EXERCISE PROMPT
Go through the listing and pick out each line with the word "Applicant" in it.
===== SUPPLIED RECORDS
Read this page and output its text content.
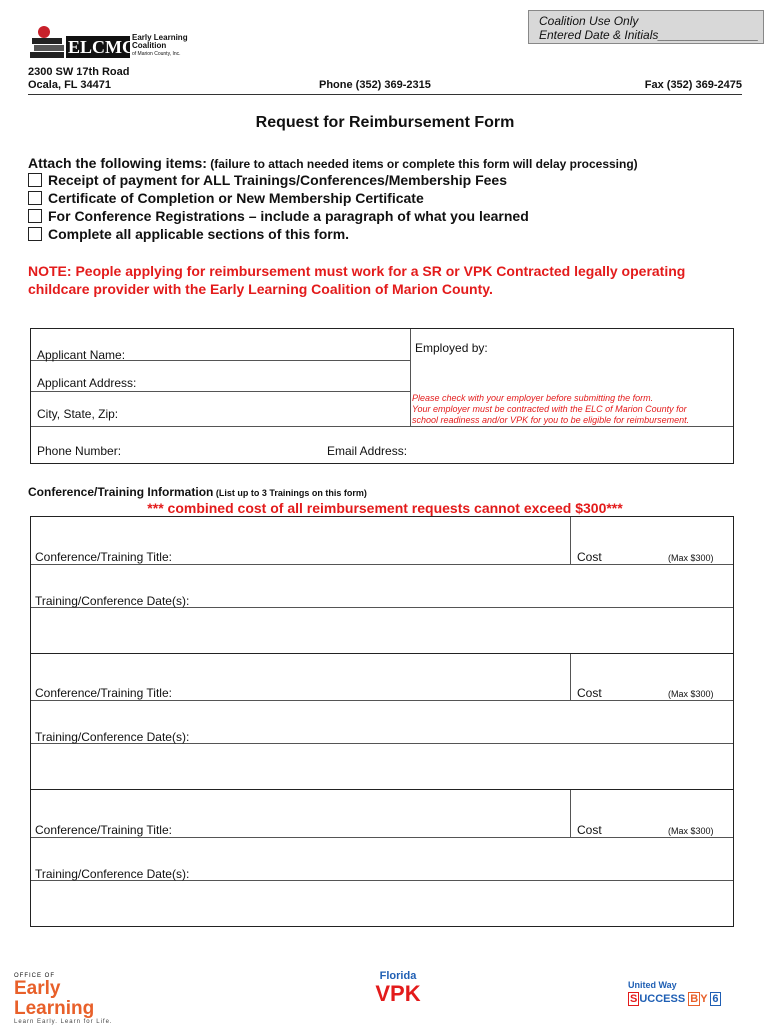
Coalition Use Only
Entered Date & Initials_______________
ELCMC
Early Learning
Coalition
of Marion County, Inc.
2300 SW 17th Road
Ocala, FL 34471	Phone (352) 369-2315	Fax (352) 369-2475
Request for Reimbursement Form
Attach the following items: (failure to attach needed items or complete this form will delay processing)
Receipt of payment for ALL Trainings/Conferences/Membership Fees
Certificate of Completion or New Membership Certificate
For Conference Registrations – include a paragraph of what you learned
Complete all applicable sections of this form.
NOTE: People applying for reimbursement must work for a SR or VPK Contracted legally operating childcare provider with the Early Learning Coalition of Marion County.
Applicant Name:	Employed by:
Applicant Address:
City, State, Zip:
Please check with your employer before submitting the form.
Your employer must be contracted with the ELC of Marion County for
school readiness and/or VPK for you to be eligible for reimbursement.
Phone Number:	Email Address:
Conference/Training Information (List up to 3 Trainings on this form)
*** combined cost of all reimbursement requests cannot exceed $300***
Conference/Training Title:	Cost	(Max $300)
Training/Conference Date(s):
Conference/Training Title:	Cost	(Max $300)
Training/Conference Date(s):
Conference/Training Title:	Cost	(Max $300)
Training/Conference Date(s):
OFFICE OF
Early Learning
Learn Early. Learn for Life.
Florida
VPK	United Way
S UCCESS B Y 6
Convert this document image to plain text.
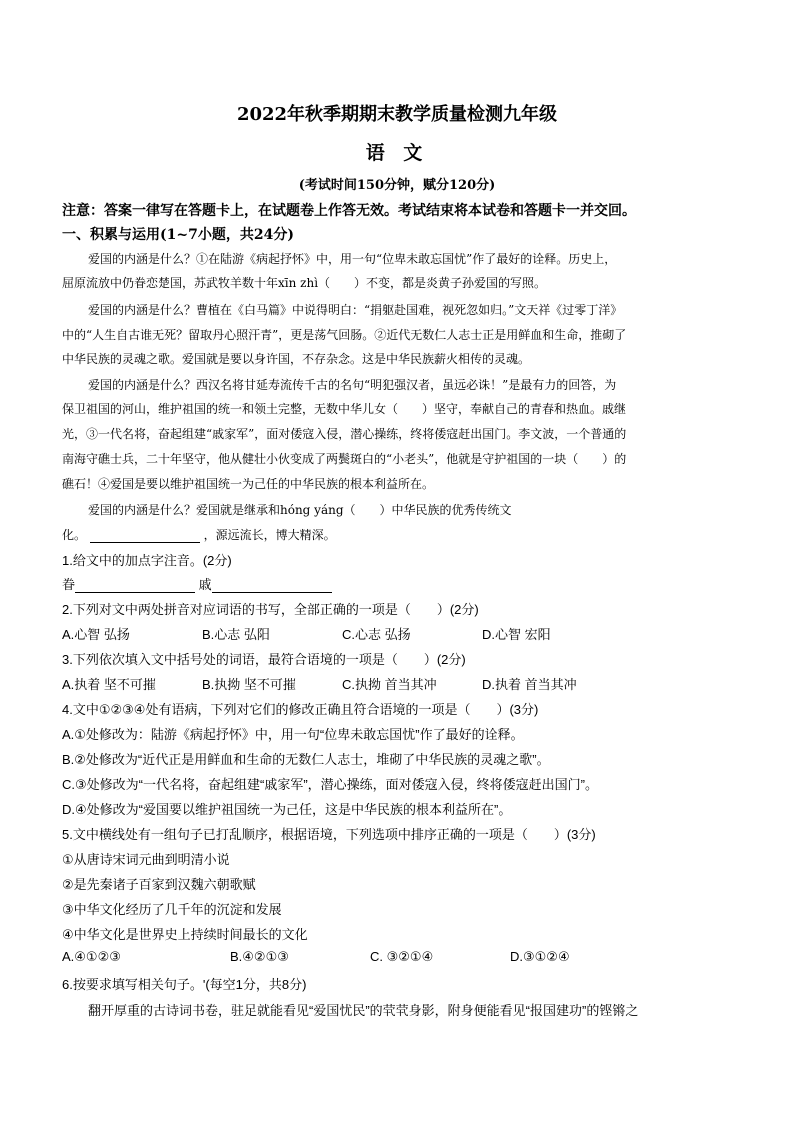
2022年秋季期期末教学质量检测九年级
语 文
(考试时间150分钟，赋分120分)
注意：答案一律写在答题卡上，在试题卷上作答无效。考试结束将本试卷和答题卡一并交回。
一、积累与运用(1~7小题，共24分)
爱国的内涵是什么？①在陆游《病起抒怀》中，用一句“位卑未敢忘国忧”作了最好的诠释。历史上，
屈原流放中仍眷恋楚国，苏武牧羊数十年xīn zhì（　　）不变，都是炎黄子孙爱国的写照。
爱国的内涵是什么？曹植在《白马篇》中说得明白：“捐躯赴国难，视死忽如归。”文天祥《过零丁洋》
中的“人生自古谁无死？留取丹心照汗青”，更是荡气回肠。②近代无数仁人志士正是用鲜血和生命，推砌了
中华民族的灵魂之歌。爱国就是要以身许国，不存杂念。这是中华民族薪火相传的灵魂。
爱国的内涵是什么？西汉名将甘延寿流传千古的名句“明犯强汉者，虽远必诛！”是最有力的回答，为
保卫祖国的河山，维护祖国的统一和领土完整，无数中华儿女（　　）坚守，奉献自己的青春和热血。戚继
光，③一代名将，奋起组建“戚家军”，面对倭寇入侵，潜心操练，终将倭寇赶出国门。李文波，一个普通的
南海守礁士兵，二十年坚守，他从健壮小伙变成了两鬓斑白的“小老头”，他就是守护祖国的一块（　　）的
礁石！④爱国是要以维护祖国统一为己任的中华民族的根本利益所在。
爱国的内涵是什么？爱国就是继承和hóng yáng（　　）中华民族的优秀传统文
化。	，源远流长，博大精深。
1.给文中的加点字注音。(2分)
眷	戚
2.下列对文中两处拼音对应词语的书写，全部正确的一项是（　　）(2分)
A.心智 弘扬	B.心志 弘阳	C.心志 弘扬	D.心智 宏阳
3.下列依次填入文中括号处的词语，最符合语境的一项是（　　）(2分)
A.执着 坚不可摧	B.执拗 坚不可摧	C.执拗 首当其冲	D.执着 首当其冲
4.文中①②③④处有语病，下列对它们的修改正确且符合语境的一项是（　　）(3分)
A.①处修改为：陆游《病起抒怀》中，用一句“位卑未敢忘国忧”作了最好的诠释。
B.②处修改为“近代正是用鲜血和生命的无数仁人志士，堆砌了中华民族的灵魂之歌”。
C.③处修改为“一代名将，奋起组建“戚家军”，潜心操练，面对倭寇入侵，终将倭寇赶出国门”。
D.④处修改为“爱国要以维护祖国统一为己任，这是中华民族的根本利益所在”。
5.文中横线处有一组句子已打乱顺序，根据语境，下列选项中排序正确的一项是（　　）(3分)
①从唐诗宋词元曲到明清小说
②是先秦诸子百家到汉魏六朝歌赋
③中华文化经历了几千年的沉淀和发展
④中华文化是世界史上持续时间最长的文化
A.④①②③	B.④②①③	C. ③②①④	D.③①②④
6.按要求填写相关句子。'(每空1分，共8分)
翻开厚重的古诗词书卷，驻足就能看见“爱国忧民”的茕茕身影，附身便能看见“报国建功”的铿锵之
==========
RESULT OF THIS EXERCISE
Applicant Name:	Employed by:
Applicant Address:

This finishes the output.